[Structured figure records]
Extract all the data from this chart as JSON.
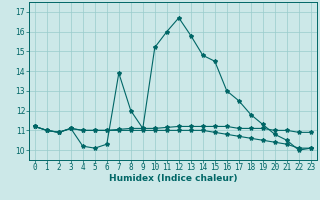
{
  "xlabel": "Humidex (Indice chaleur)",
  "background_color": "#cce8e8",
  "grid_color": "#99cccc",
  "line_color": "#006666",
  "xlim": [
    -0.5,
    23.5
  ],
  "ylim": [
    9.5,
    17.5
  ],
  "yticks": [
    10,
    11,
    12,
    13,
    14,
    15,
    16,
    17
  ],
  "xticks": [
    0,
    1,
    2,
    3,
    4,
    5,
    6,
    7,
    8,
    9,
    10,
    11,
    12,
    13,
    14,
    15,
    16,
    17,
    18,
    19,
    20,
    21,
    22,
    23
  ],
  "series1_x": [
    0,
    1,
    2,
    3,
    4,
    5,
    6,
    7,
    8,
    9,
    10,
    11,
    12,
    13,
    14,
    15,
    16,
    17,
    18,
    19,
    20,
    21,
    22,
    23
  ],
  "series1_y": [
    11.2,
    11.0,
    10.9,
    11.1,
    10.2,
    10.1,
    10.3,
    13.9,
    12.0,
    11.1,
    15.2,
    16.0,
    16.7,
    15.8,
    14.8,
    14.5,
    13.0,
    12.5,
    11.8,
    11.3,
    10.8,
    10.5,
    10.0,
    10.1
  ],
  "series2_x": [
    0,
    1,
    2,
    3,
    4,
    5,
    6,
    7,
    8,
    9,
    10,
    11,
    12,
    13,
    14,
    15,
    16,
    17,
    18,
    19,
    20,
    21,
    22,
    23
  ],
  "series2_y": [
    11.2,
    11.0,
    10.9,
    11.1,
    11.0,
    11.0,
    11.0,
    11.05,
    11.1,
    11.1,
    11.1,
    11.15,
    11.2,
    11.2,
    11.2,
    11.2,
    11.2,
    11.1,
    11.1,
    11.1,
    11.0,
    11.0,
    10.9,
    10.9
  ],
  "series3_x": [
    0,
    1,
    2,
    3,
    4,
    5,
    6,
    7,
    8,
    9,
    10,
    11,
    12,
    13,
    14,
    15,
    16,
    17,
    18,
    19,
    20,
    21,
    22,
    23
  ],
  "series3_y": [
    11.2,
    11.0,
    10.9,
    11.1,
    11.0,
    11.0,
    11.0,
    11.0,
    11.0,
    11.0,
    11.0,
    11.0,
    11.0,
    11.0,
    11.0,
    10.9,
    10.8,
    10.7,
    10.6,
    10.5,
    10.4,
    10.3,
    10.1,
    10.1
  ],
  "tick_fontsize": 5.5,
  "xlabel_fontsize": 6.5
}
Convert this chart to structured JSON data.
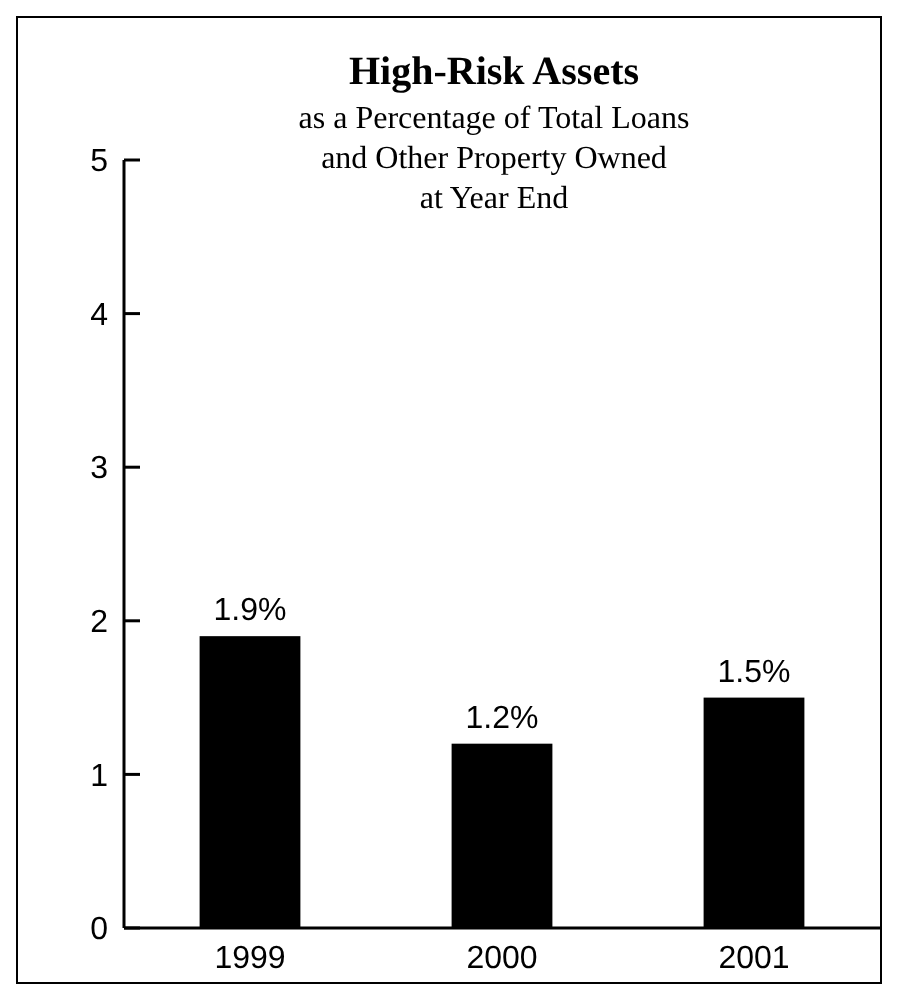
{
  "chart_data": {
    "type": "bar",
    "title": "High-Risk Assets",
    "subtitle": "as a Percentage of Total Loans\nand Other Property Owned\nat Year End",
    "categories": [
      "1999",
      "2000",
      "2001"
    ],
    "values": [
      1.9,
      1.2,
      1.5
    ],
    "value_labels": [
      "1.9%",
      "1.2%",
      "1.5%"
    ],
    "color": "#000000",
    "ylim": [
      0,
      5
    ],
    "yticks": [
      0,
      1,
      2,
      3,
      4,
      5
    ],
    "grid": false
  }
}
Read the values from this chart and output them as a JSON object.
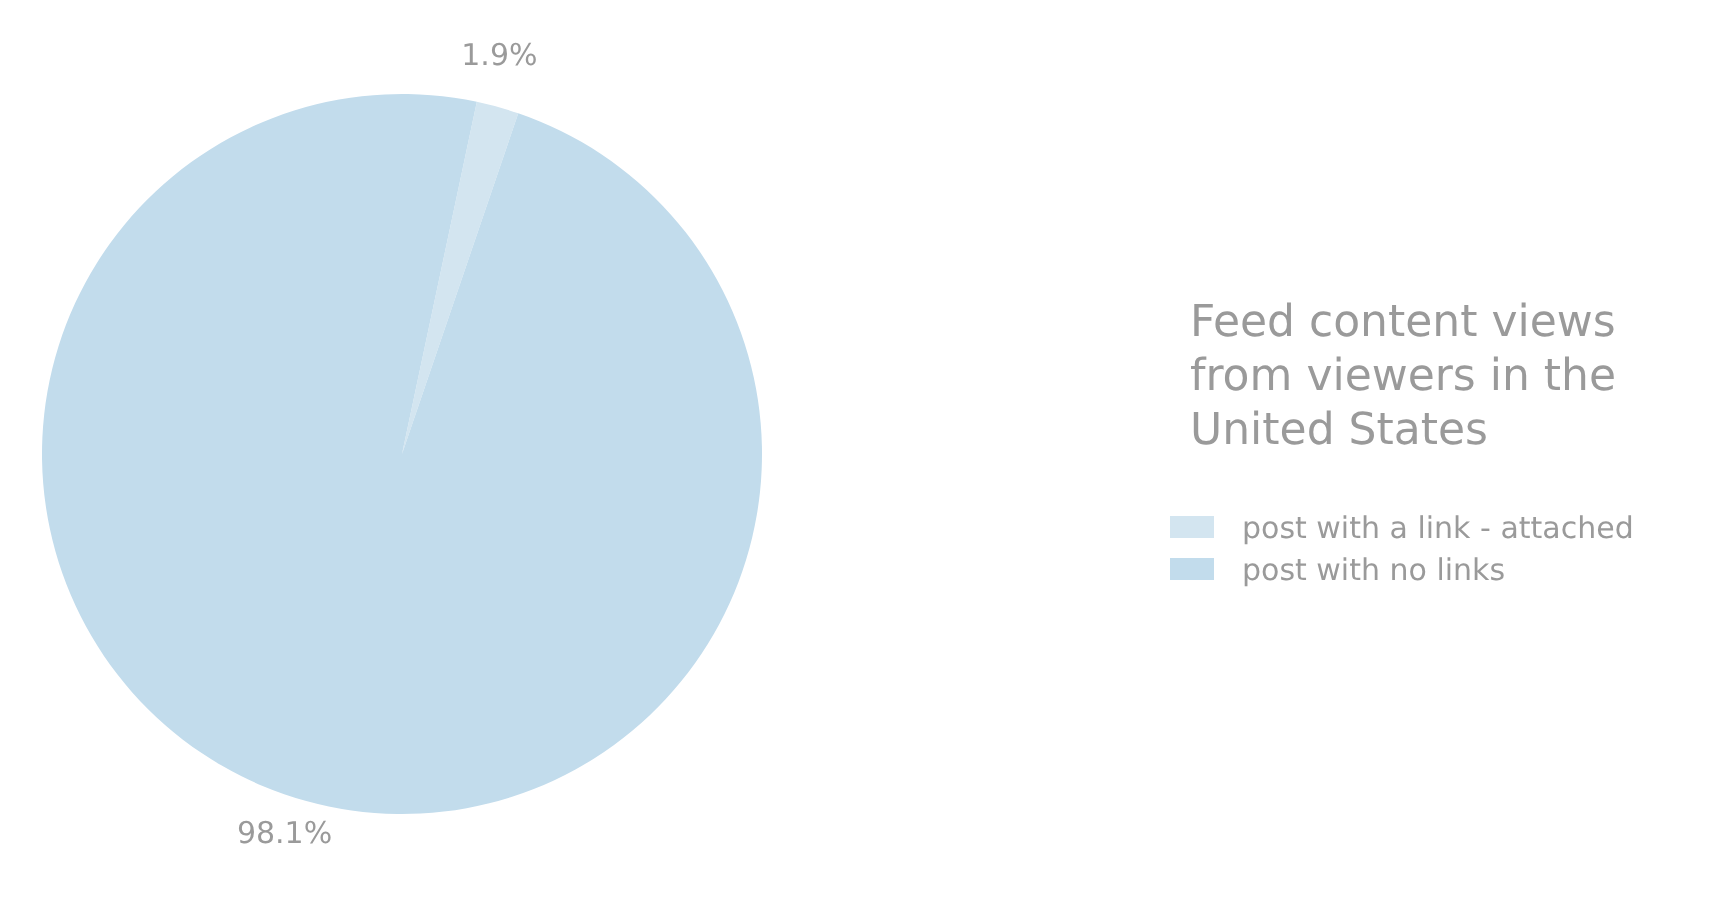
{
  "chart_data": {
    "type": "pie",
    "title": "Feed content views from viewers in the United States",
    "categories": [
      "post with a link - attached",
      "post with no links"
    ],
    "values": [
      1.9,
      98.1
    ],
    "colors": [
      "#d3e5f0",
      "#c2dcec"
    ],
    "value_labels": [
      "1.9%",
      "98.1%"
    ],
    "legend": "right"
  }
}
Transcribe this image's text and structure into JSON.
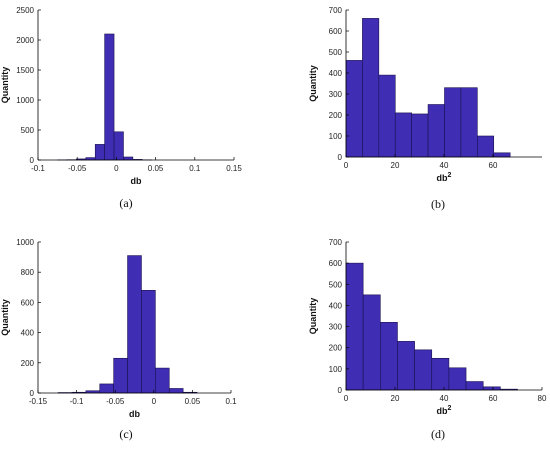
{
  "colors": {
    "bar_fill": "#3f2eb3",
    "bar_edge": "#1a1050",
    "axis": "#000000"
  },
  "chart_data": [
    {
      "type": "bar",
      "caption": "(a)",
      "xlabel": "db",
      "ylabel": "Quantity",
      "xlim": [
        -0.1,
        0.15
      ],
      "ylim": [
        0,
        2500
      ],
      "xticks": [
        -0.1,
        -0.05,
        0,
        0.05,
        0.1,
        0.15
      ],
      "xtick_labels": [
        "-0.1",
        "-0.05",
        "0",
        "0.05",
        "0.1",
        "0.15"
      ],
      "yticks": [
        0,
        500,
        1000,
        1500,
        2000,
        2500
      ],
      "ytick_labels": [
        "0",
        "500",
        "1000",
        "1500",
        "2000",
        "2500"
      ],
      "bins": [
        {
          "x0": -0.075,
          "x1": -0.063,
          "value": 2
        },
        {
          "x0": -0.063,
          "x1": -0.051,
          "value": 5
        },
        {
          "x0": -0.051,
          "x1": -0.039,
          "value": 18
        },
        {
          "x0": -0.039,
          "x1": -0.027,
          "value": 40
        },
        {
          "x0": -0.027,
          "x1": -0.015,
          "value": 260
        },
        {
          "x0": -0.015,
          "x1": -0.003,
          "value": 2100
        },
        {
          "x0": -0.003,
          "x1": 0.009,
          "value": 470
        },
        {
          "x0": 0.009,
          "x1": 0.021,
          "value": 50
        },
        {
          "x0": 0.021,
          "x1": 0.033,
          "value": 10
        },
        {
          "x0": 0.033,
          "x1": 0.045,
          "value": 3
        }
      ]
    },
    {
      "type": "bar",
      "caption": "(b)",
      "xlabel": "db",
      "xlabel_sup": "2",
      "ylabel": "Quantity",
      "xlim": [
        0,
        80
      ],
      "ylim": [
        0,
        700
      ],
      "xticks": [
        0,
        20,
        40,
        60
      ],
      "xtick_labels": [
        "0",
        "20",
        "40",
        "60"
      ],
      "yticks": [
        0,
        100,
        200,
        300,
        400,
        500,
        600,
        700
      ],
      "ytick_labels": [
        "0",
        "100",
        "200",
        "300",
        "400",
        "500",
        "600",
        "700"
      ],
      "bins": [
        {
          "x0": 0,
          "x1": 6.7,
          "value": 460
        },
        {
          "x0": 6.7,
          "x1": 13.4,
          "value": 660
        },
        {
          "x0": 13.4,
          "x1": 20.1,
          "value": 390
        },
        {
          "x0": 20.1,
          "x1": 26.8,
          "value": 210
        },
        {
          "x0": 26.8,
          "x1": 33.5,
          "value": 205
        },
        {
          "x0": 33.5,
          "x1": 40.2,
          "value": 250
        },
        {
          "x0": 40.2,
          "x1": 46.9,
          "value": 330
        },
        {
          "x0": 46.9,
          "x1": 53.6,
          "value": 330
        },
        {
          "x0": 53.6,
          "x1": 60.3,
          "value": 100
        },
        {
          "x0": 60.3,
          "x1": 67.0,
          "value": 20
        }
      ]
    },
    {
      "type": "bar",
      "caption": "(c)",
      "xlabel": "db",
      "ylabel": "Quantity",
      "xlim": [
        -0.15,
        0.1
      ],
      "ylim": [
        0,
        1000
      ],
      "xticks": [
        -0.15,
        -0.1,
        -0.05,
        0,
        0.05,
        0.1
      ],
      "xtick_labels": [
        "-0.15",
        "-0.1",
        "-0.05",
        "0",
        "0.05",
        "0.1"
      ],
      "yticks": [
        0,
        200,
        400,
        600,
        800,
        1000
      ],
      "ytick_labels": [
        "0",
        "200",
        "400",
        "600",
        "800",
        "1000"
      ],
      "bins": [
        {
          "x0": -0.124,
          "x1": -0.106,
          "value": 3
        },
        {
          "x0": -0.106,
          "x1": -0.088,
          "value": 5
        },
        {
          "x0": -0.088,
          "x1": -0.07,
          "value": 15
        },
        {
          "x0": -0.07,
          "x1": -0.052,
          "value": 60
        },
        {
          "x0": -0.052,
          "x1": -0.034,
          "value": 230
        },
        {
          "x0": -0.034,
          "x1": -0.016,
          "value": 910
        },
        {
          "x0": -0.016,
          "x1": 0.002,
          "value": 680
        },
        {
          "x0": 0.002,
          "x1": 0.02,
          "value": 165
        },
        {
          "x0": 0.02,
          "x1": 0.038,
          "value": 30
        },
        {
          "x0": 0.038,
          "x1": 0.056,
          "value": 5
        }
      ]
    },
    {
      "type": "bar",
      "caption": "(d)",
      "xlabel": "db",
      "xlabel_sup": "2",
      "ylabel": "Quantity",
      "xlim": [
        0,
        80
      ],
      "ylim": [
        0,
        700
      ],
      "xticks": [
        0,
        20,
        40,
        60,
        80
      ],
      "xtick_labels": [
        "0",
        "20",
        "40",
        "60",
        "80"
      ],
      "yticks": [
        0,
        100,
        200,
        300,
        400,
        500,
        600,
        700
      ],
      "ytick_labels": [
        "0",
        "100",
        "200",
        "300",
        "400",
        "500",
        "600",
        "700"
      ],
      "bins": [
        {
          "x0": 0,
          "x1": 7,
          "value": 600
        },
        {
          "x0": 7,
          "x1": 14,
          "value": 450
        },
        {
          "x0": 14,
          "x1": 21,
          "value": 320
        },
        {
          "x0": 21,
          "x1": 28,
          "value": 230
        },
        {
          "x0": 28,
          "x1": 35,
          "value": 190
        },
        {
          "x0": 35,
          "x1": 42,
          "value": 150
        },
        {
          "x0": 42,
          "x1": 49,
          "value": 105
        },
        {
          "x0": 49,
          "x1": 56,
          "value": 40
        },
        {
          "x0": 56,
          "x1": 63,
          "value": 15
        },
        {
          "x0": 63,
          "x1": 70,
          "value": 4
        }
      ]
    }
  ]
}
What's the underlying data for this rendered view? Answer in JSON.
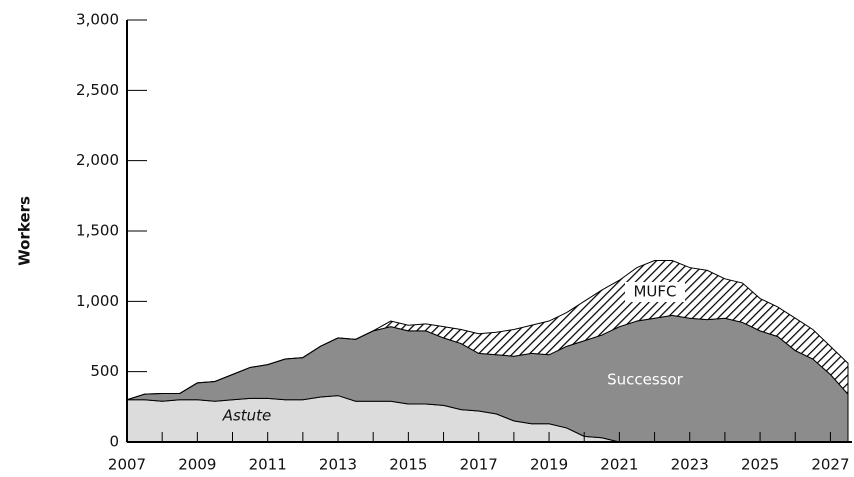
{
  "chart_data": {
    "type": "stacked_area",
    "y_label": "Workers",
    "x": [
      2007,
      2007.5,
      2008,
      2008.5,
      2009,
      2009.5,
      2010,
      2010.5,
      2011,
      2011.5,
      2012,
      2012.5,
      2013,
      2013.5,
      2014,
      2014.5,
      2015,
      2015.5,
      2016,
      2016.5,
      2017,
      2017.5,
      2018,
      2018.5,
      2019,
      2019.5,
      2020,
      2020.5,
      2021,
      2021.5,
      2022,
      2022.5,
      2023,
      2023.5,
      2024,
      2024.5,
      2025,
      2025.5,
      2026,
      2026.5,
      2027,
      2027.5
    ],
    "series": [
      {
        "name": "Astute",
        "color": "#dcdcdc",
        "hatched": false,
        "values": [
          300,
          300,
          290,
          300,
          300,
          290,
          300,
          310,
          310,
          300,
          300,
          320,
          330,
          290,
          290,
          290,
          270,
          270,
          260,
          230,
          220,
          200,
          150,
          130,
          130,
          100,
          40,
          30,
          0,
          0,
          0,
          0,
          0,
          0,
          0,
          0,
          0,
          0,
          0,
          0,
          0,
          0
        ]
      },
      {
        "name": "Successor",
        "color": "#8c8c8c",
        "hatched": false,
        "values": [
          0,
          40,
          55,
          45,
          120,
          140,
          180,
          220,
          240,
          290,
          300,
          360,
          410,
          440,
          500,
          530,
          520,
          520,
          480,
          470,
          410,
          420,
          460,
          500,
          490,
          580,
          680,
          730,
          820,
          860,
          880,
          900,
          880,
          870,
          880,
          850,
          790,
          750,
          650,
          590,
          480,
          340
        ]
      },
      {
        "name": "MUFC",
        "color": "#000000",
        "hatched": true,
        "values": [
          0,
          0,
          0,
          0,
          0,
          0,
          0,
          0,
          0,
          0,
          0,
          0,
          0,
          0,
          0,
          40,
          40,
          50,
          80,
          100,
          140,
          160,
          190,
          200,
          240,
          240,
          280,
          320,
          330,
          380,
          410,
          390,
          360,
          350,
          280,
          280,
          230,
          210,
          230,
          210,
          200,
          220
        ]
      }
    ],
    "xlim": [
      2007,
      2027.5
    ],
    "xticks": [
      2007,
      2009,
      2011,
      2013,
      2015,
      2017,
      2019,
      2021,
      2023,
      2025,
      2027
    ],
    "xminor_ticks": [
      2008,
      2010,
      2012,
      2014,
      2016,
      2018,
      2020,
      2022,
      2024,
      2026
    ],
    "ylim": [
      0,
      3000
    ],
    "yticks": [
      {
        "value": 0,
        "label": "0"
      },
      {
        "value": 500,
        "label": "500"
      },
      {
        "value": 1000,
        "label": "1,000"
      },
      {
        "value": 1500,
        "label": "1,500"
      },
      {
        "value": 2000,
        "label": "2,000"
      },
      {
        "value": 2500,
        "label": "2,500"
      },
      {
        "value": 3000,
        "label": "3,000"
      }
    ]
  }
}
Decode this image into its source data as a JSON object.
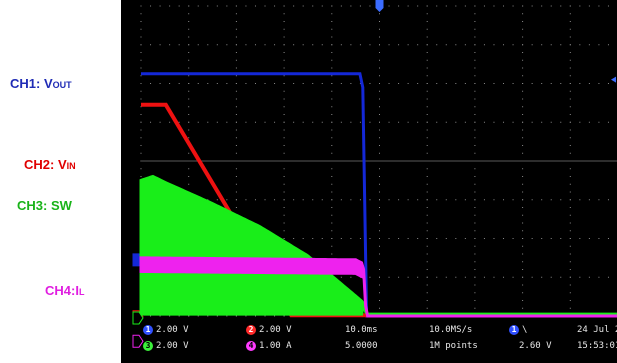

**Problem requirements:** From the material above, gather all lines that include the string "caption" and copy them.

**Correct output:**
      "caption": "(a)",
      "caption": "(b)",
      "caption": "(c)",
      "caption": "(d)",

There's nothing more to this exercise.